Your answer should be a single number: the count of lines that include "کننده".

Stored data
[BEGIN]

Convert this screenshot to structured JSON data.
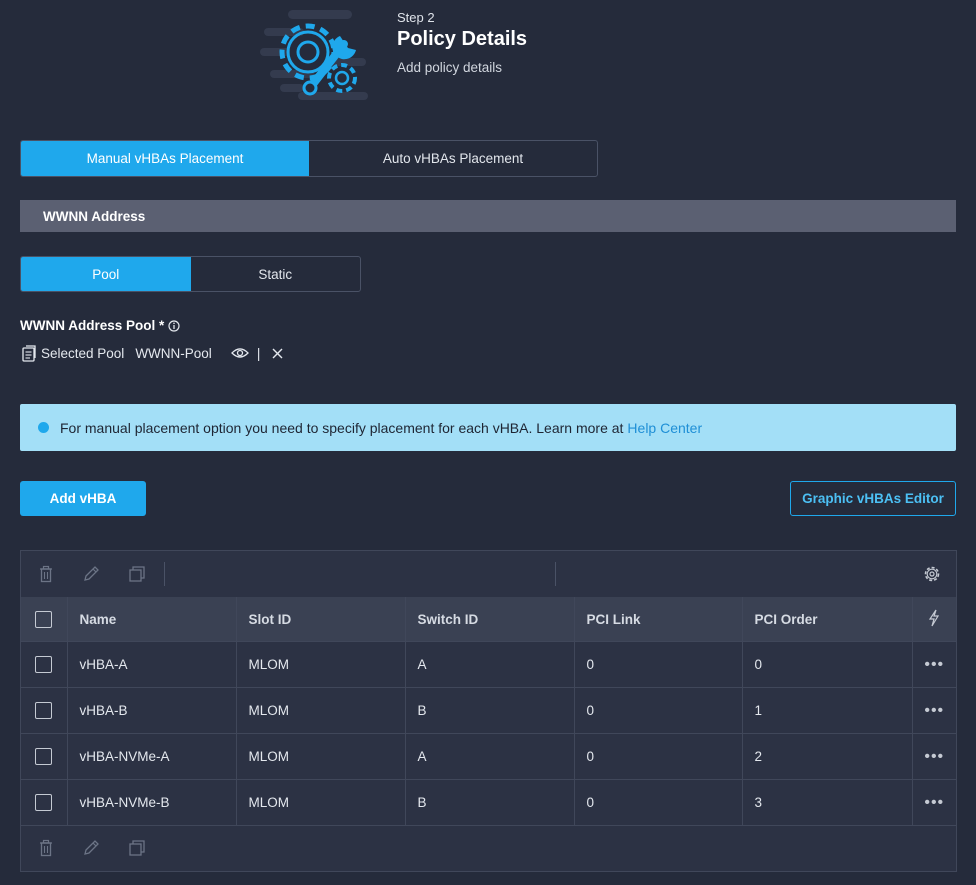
{
  "header": {
    "icon": "gear-wrench-icon",
    "step": "Step 2",
    "title": "Policy Details",
    "subtitle": "Add policy details"
  },
  "placement_tabs": {
    "options": [
      "Manual vHBAs Placement",
      "Auto vHBAs Placement"
    ],
    "selected": "Manual vHBAs Placement"
  },
  "section": {
    "title": "WWNN Address"
  },
  "pool_toggle": {
    "options": [
      "Pool",
      "Static"
    ],
    "selected": "Pool"
  },
  "pool_field": {
    "label": "WWNN Address Pool *",
    "selected_prefix": "Selected Pool",
    "selected_value": "WWNN-Pool",
    "separator": "|"
  },
  "info": {
    "message": "For manual placement option you need to specify placement for each vHBA. Learn more at",
    "link": "Help Center"
  },
  "actions": {
    "add": "Add vHBA",
    "editor": "Graphic vHBAs Editor"
  },
  "table": {
    "columns": [
      "Name",
      "Slot ID",
      "Switch ID",
      "PCI Link",
      "PCI Order"
    ],
    "rows": [
      {
        "name": "vHBA-A",
        "slot": "MLOM",
        "switch": "A",
        "pci_link": "0",
        "pci_order": "0"
      },
      {
        "name": "vHBA-B",
        "slot": "MLOM",
        "switch": "B",
        "pci_link": "0",
        "pci_order": "1"
      },
      {
        "name": "vHBA-NVMe-A",
        "slot": "MLOM",
        "switch": "A",
        "pci_link": "0",
        "pci_order": "2"
      },
      {
        "name": "vHBA-NVMe-B",
        "slot": "MLOM",
        "switch": "B",
        "pci_link": "0",
        "pci_order": "3"
      }
    ],
    "row_menu": "•••"
  },
  "colors": {
    "background": "#252b3b",
    "accent": "#1fa8ec",
    "section_bar": "#5b6072",
    "info_banner": "#a3dff7"
  }
}
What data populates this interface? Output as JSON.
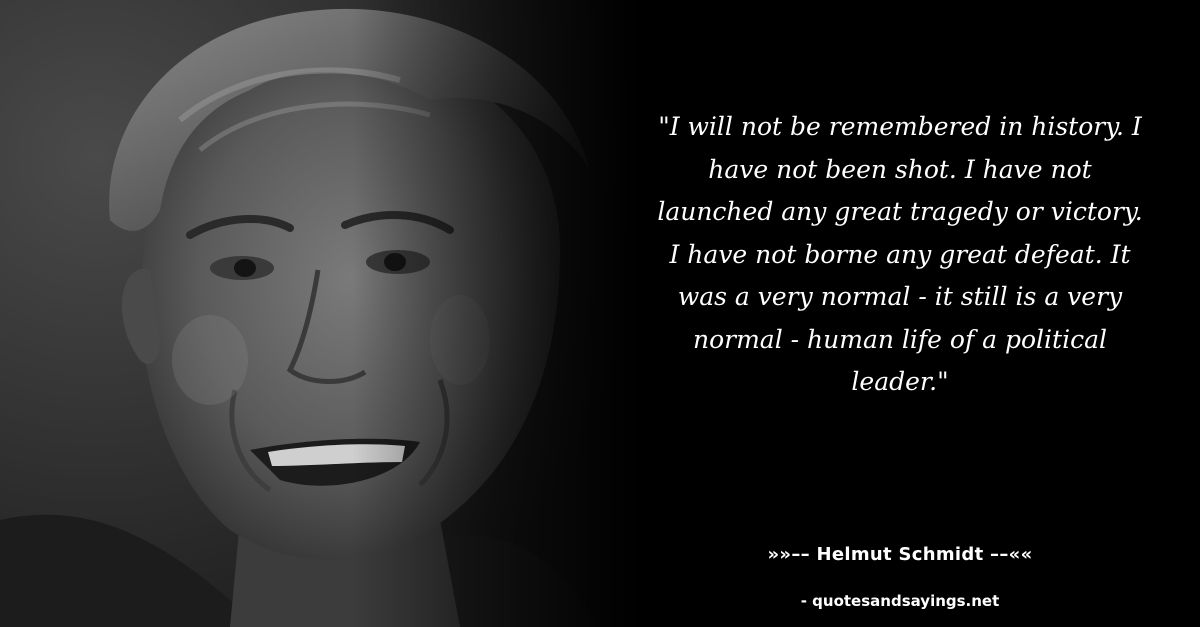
{
  "quote": {
    "text": "\"I will not be remembered in history. I have not been shot. I have not launched any great tragedy or victory. I have not borne any great defeat. It was a very normal - it still is a very normal - human life of a political leader.\""
  },
  "author": {
    "line": "»»–– Helmut Schmidt ––««"
  },
  "footer": {
    "site": "- quotesandsayings.net"
  },
  "colors": {
    "background": "#000000",
    "text": "#ffffff"
  }
}
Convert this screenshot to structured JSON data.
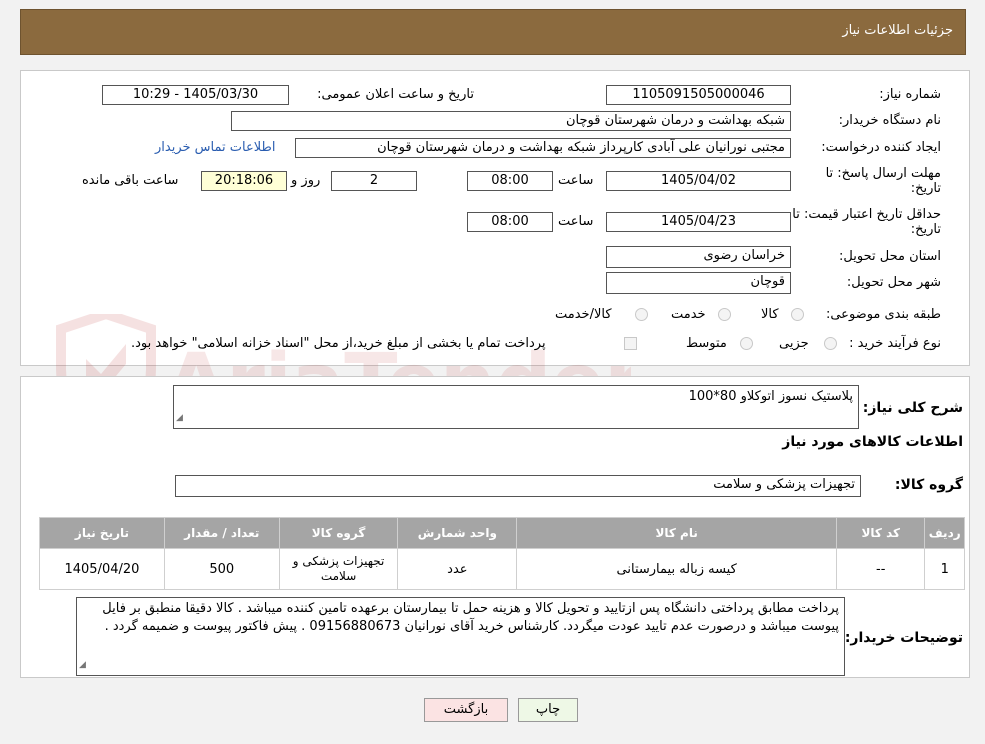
{
  "header": {
    "title": "جزئیات اطلاعات نیاز"
  },
  "watermark": {
    "text": "AriaTender.neT"
  },
  "form": {
    "need_number": {
      "label": "شماره نیاز:",
      "value": "1105091505000046"
    },
    "announce_datetime": {
      "label": "تاریخ و ساعت اعلان عمومی:",
      "value": "1405/03/30 - 10:29"
    },
    "buyer_org": {
      "label": "نام دستگاه خریدار:",
      "value": "شبکه بهداشت و درمان شهرستان قوچان"
    },
    "requester": {
      "label": "ایجاد کننده درخواست:",
      "value": "مجتبی نورانیان علی آبادی کارپرداز شبکه بهداشت و درمان شهرستان قوچان",
      "contact_link": "اطلاعات تماس خریدار"
    },
    "reply_deadline": {
      "label": "مهلت ارسال پاسخ: تا تاریخ:",
      "date": "1405/04/02",
      "time_label": "ساعت",
      "time": "08:00",
      "days": "2",
      "days_label": "روز و",
      "remaining": "20:18:06",
      "remaining_label": "ساعت باقی مانده"
    },
    "price_validity": {
      "label": "حداقل تاریخ اعتبار قیمت: تا تاریخ:",
      "date": "1405/04/23",
      "time_label": "ساعت",
      "time": "08:00"
    },
    "province": {
      "label": "استان محل تحویل:",
      "value": "خراسان رضوی"
    },
    "city": {
      "label": "شهر محل تحویل:",
      "value": "قوچان"
    },
    "category": {
      "label": "طبقه بندی موضوعی:",
      "options": [
        "کالا",
        "خدمت",
        "کالا/خدمت"
      ]
    },
    "process_type": {
      "label": "نوع فرآیند خرید :",
      "options": [
        "جزیی",
        "متوسط"
      ],
      "note": "پرداخت تمام یا بخشی از مبلغ خرید،از محل \"اسناد خزانه اسلامی\" خواهد بود."
    }
  },
  "details": {
    "general_desc": {
      "label": "شرح کلی نیاز:",
      "value": "پلاستیک نسوز اتوکلاو 80*100"
    },
    "goods_info_title": "اطلاعات کالاهای مورد نیاز",
    "goods_group": {
      "label": "گروه کالا:",
      "value": "تجهیزات پزشکی و سلامت"
    },
    "table": {
      "headers": [
        "ردیف",
        "کد کالا",
        "نام کالا",
        "واحد شمارش",
        "گروه کالا",
        "تعداد / مقدار",
        "تاریخ نیاز"
      ],
      "rows": [
        [
          "1",
          "--",
          "کیسه زباله بیمارستانی",
          "عدد",
          "تجهیزات پزشکی و سلامت",
          "500",
          "1405/04/20"
        ]
      ]
    },
    "buyer_notes": {
      "label": "توضیحات خریدار:",
      "value": "پرداخت مطابق پرداختی دانشگاه پس ازتایید و تحویل کالا  و هزینه حمل تا بیمارستان برعهده تامین کننده میباشد . کالا دقیقا منطبق بر فایل پیوست میباشد و درصورت عدم تایید عودت میگردد. کارشناس خرید آقای نورانیان 09156880673 . پیش فاکتور پیوست و ضمیمه گردد ."
    }
  },
  "buttons": {
    "print": "چاپ",
    "back": "بازگشت"
  },
  "colors": {
    "header": "#8b6a3e",
    "table_header": "#a5a5a5",
    "remaining_bg": "#ffffd6",
    "back_btn": "#fbe3e3",
    "print_btn": "#eef8e6",
    "link": "#2a5db0"
  }
}
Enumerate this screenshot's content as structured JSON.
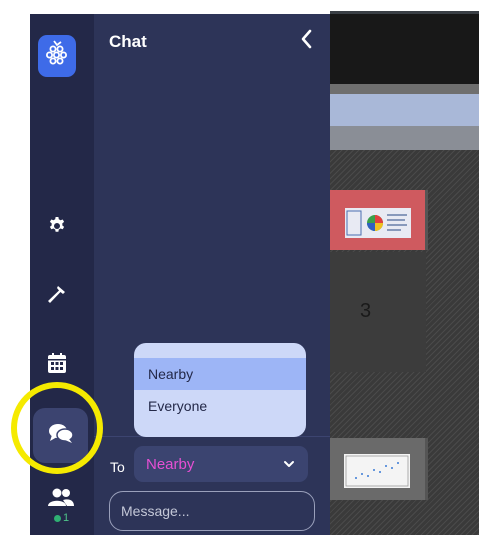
{
  "chat_panel": {
    "title": "Chat",
    "to_label": "To",
    "recipient_selected": "Nearby",
    "message_placeholder": "Message..."
  },
  "recipient_dropdown": {
    "options": [
      "Nearby",
      "Everyone"
    ],
    "selected_index": 0
  },
  "sidebar": {
    "items": [
      {
        "icon": "settings-gear-icon"
      },
      {
        "icon": "hammer-build-icon"
      },
      {
        "icon": "calendar-icon"
      },
      {
        "icon": "chat-bubbles-icon",
        "active": true
      },
      {
        "icon": "users-icon"
      }
    ],
    "online_users_count": "1"
  },
  "map": {
    "room_number": "3"
  },
  "colors": {
    "rail_bg": "#232848",
    "panel_bg": "#2d3458",
    "logo_blue": "#3e6be8",
    "accent_pink": "#e64fd4",
    "highlight_yellow": "#f5ea00",
    "dropdown_bg": "#cdd8f8",
    "dropdown_selected": "#9db5f6"
  }
}
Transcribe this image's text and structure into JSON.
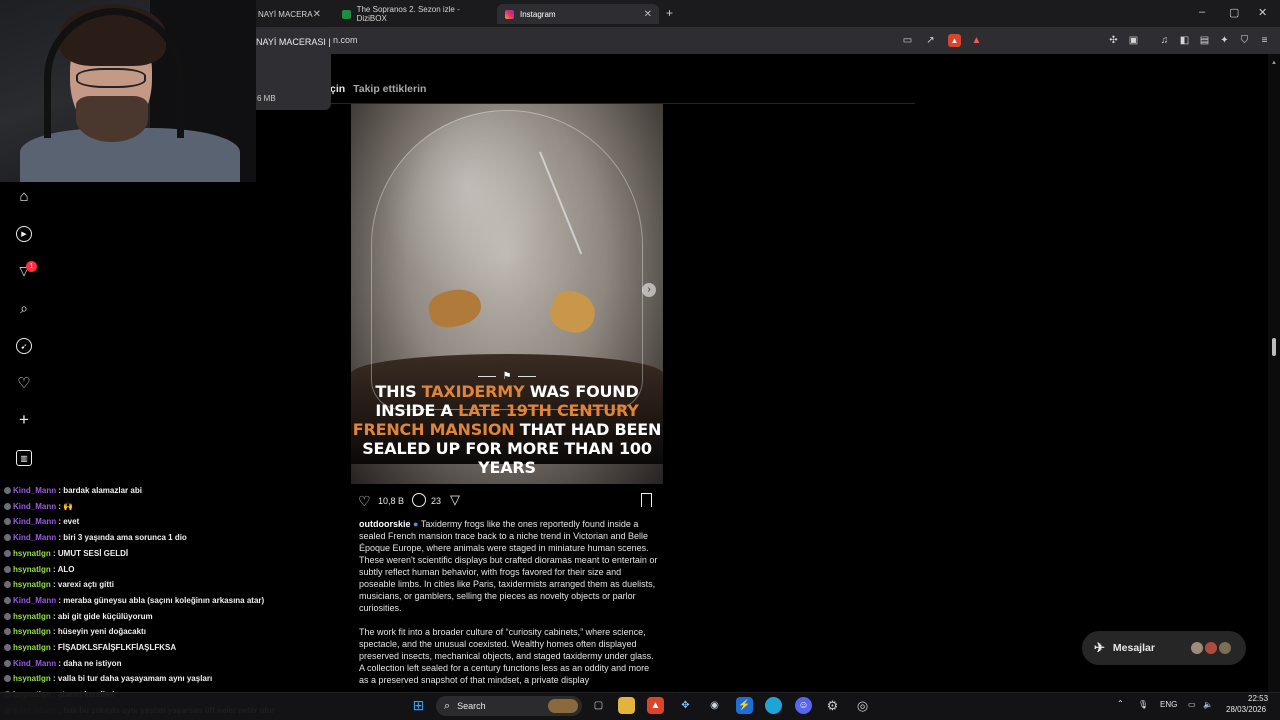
{
  "browser": {
    "tabs": [
      {
        "label": "NAYİ MACERA",
        "active": false
      },
      {
        "label": "The Sopranos 2. Sezon izle - DiziBOX",
        "active": false
      },
      {
        "label": "Instagram",
        "active": true
      }
    ],
    "new_tab": "+",
    "url": "n.com",
    "window_controls": [
      "–",
      "▢",
      "✕"
    ]
  },
  "tab_preview": {
    "title": "NAYİ MACERASI |",
    "size": "6 MB"
  },
  "feed": {
    "tab_for_you": "çin",
    "tab_following": "Takip ettiklerin"
  },
  "post": {
    "image_caption": {
      "part1": "THIS ",
      "highlight1": "TAXIDERMY",
      "part2": " WAS FOUND INSIDE A ",
      "highlight2": "LATE 19TH CENTURY FRENCH MANSION",
      "part3": " THAT HAD BEEN SEALED UP FOR MORE THAN 100 YEARS"
    },
    "likes": "10,8 B",
    "comments": "23",
    "author": "outdoorskie",
    "description_p1": "Taxidermy frogs like the ones reportedly found inside a sealed French mansion trace back to a niche trend in Victorian and Belle Époque Europe, where animals were staged in miniature human scenes. These weren't scientific displays but crafted dioramas meant to entertain or subtly reflect human behavior, with frogs favored for their size and poseable limbs. In cities like Paris, taxidermists arranged them as duelists, musicians, or gamblers, selling the pieces as novelty objects or parlor curiosities.",
    "description_p2": "The work fit into a broader culture of “curiosity cabinets,” where science, spectacle, and the unusual coexisted. Wealthy homes often displayed preserved insects, mechanical objects, and staged taxidermy under glass. A collection left sealed for a century functions less as an oddity and more as a preserved snapshot of that mindset, a private display"
  },
  "nav": {
    "notification_count": "1"
  },
  "chat": [
    {
      "user": "Kind_Mann",
      "msg": "bardak alamazlar abi",
      "color": "#9b59e8"
    },
    {
      "user": "Kind_Mann",
      "msg": "🙌",
      "color": "#9b59e8"
    },
    {
      "user": "Kind_Mann",
      "msg": "evet",
      "color": "#9b59e8"
    },
    {
      "user": "Kind_Mann",
      "msg": "biri 3 yaşında ama sorunca 1 dio",
      "color": "#9b59e8"
    },
    {
      "user": "hsynatlgn",
      "msg": "UMUT SESİ GELDİ",
      "color": "#8ee04a"
    },
    {
      "user": "hsynatlgn",
      "msg": "ALO",
      "color": "#8ee04a"
    },
    {
      "user": "hsynatlgn",
      "msg": "varexi açtı gitti",
      "color": "#8ee04a"
    },
    {
      "user": "Kind_Mann",
      "msg": "meraba güneysu abla (saçını koleğinın arkasına atar)",
      "color": "#9b59e8"
    },
    {
      "user": "hsynatlgn",
      "msg": "abi git gide küçülüyorum",
      "color": "#8ee04a"
    },
    {
      "user": "hsynatlgn",
      "msg": "hüseyin yeni doğacaktı",
      "color": "#8ee04a"
    },
    {
      "user": "hsynatlgn",
      "msg": "FİŞADKLSFAİŞFLKFİAŞLFKSA",
      "color": "#8ee04a"
    },
    {
      "user": "Kind_Mann",
      "msg": "daha ne istiyon",
      "color": "#9b59e8"
    },
    {
      "user": "hsynatlgn",
      "msg": "valla bi tur daha yaşayamam aynı yaşları",
      "color": "#8ee04a"
    },
    {
      "user": "hsynatlgn",
      "msg": "atarım kendimi",
      "color": "#8ee04a"
    },
    {
      "user": "Kind_Mann",
      "msg": "bak bu zekayla aynı yaşları yaşarsan üff neler neler olur",
      "color": "#9b59e8"
    }
  ],
  "messages_button": {
    "label": "Mesajlar"
  },
  "taskbar": {
    "search_label": "Search",
    "lang": "ENG",
    "time": "22:53",
    "date": "28/03/2026"
  },
  "colors": {
    "accent_orange": "#e0843a",
    "page_bg": "#000000",
    "chat_purple": "#9b59e8",
    "chat_green": "#8ee04a"
  }
}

[END]

◆ Result for this exercise ◆
2